§ **Work instructions**:
Hunt for the word "PAGATI" across the entries below, copying each line that holds it.

§ **Excerpted data**:
:::::

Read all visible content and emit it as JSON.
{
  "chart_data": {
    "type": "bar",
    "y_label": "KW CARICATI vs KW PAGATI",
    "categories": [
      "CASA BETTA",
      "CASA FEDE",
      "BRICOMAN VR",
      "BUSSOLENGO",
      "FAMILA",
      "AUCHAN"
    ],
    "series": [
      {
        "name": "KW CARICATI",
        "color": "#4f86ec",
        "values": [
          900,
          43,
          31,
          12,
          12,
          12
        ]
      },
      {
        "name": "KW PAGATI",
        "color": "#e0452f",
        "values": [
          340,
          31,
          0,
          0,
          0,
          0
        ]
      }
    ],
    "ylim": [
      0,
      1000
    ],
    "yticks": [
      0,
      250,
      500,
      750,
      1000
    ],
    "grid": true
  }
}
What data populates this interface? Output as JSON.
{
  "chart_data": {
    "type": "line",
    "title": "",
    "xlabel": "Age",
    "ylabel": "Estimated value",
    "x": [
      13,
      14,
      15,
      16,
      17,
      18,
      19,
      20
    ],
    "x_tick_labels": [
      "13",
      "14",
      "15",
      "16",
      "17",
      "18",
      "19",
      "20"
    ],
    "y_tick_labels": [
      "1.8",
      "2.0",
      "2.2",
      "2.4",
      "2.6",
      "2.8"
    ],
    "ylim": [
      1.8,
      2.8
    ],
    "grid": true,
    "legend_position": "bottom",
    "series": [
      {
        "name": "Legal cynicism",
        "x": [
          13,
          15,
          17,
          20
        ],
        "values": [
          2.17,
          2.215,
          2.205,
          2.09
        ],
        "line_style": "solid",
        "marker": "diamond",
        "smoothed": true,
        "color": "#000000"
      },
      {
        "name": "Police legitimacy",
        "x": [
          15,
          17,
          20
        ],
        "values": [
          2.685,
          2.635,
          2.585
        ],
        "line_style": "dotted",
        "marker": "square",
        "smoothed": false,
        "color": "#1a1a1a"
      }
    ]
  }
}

:::::

§ **Solution to the exercise**:
    "y_label": "KW CARICATI vs KW PAGATI",
        "name": "KW PAGATI",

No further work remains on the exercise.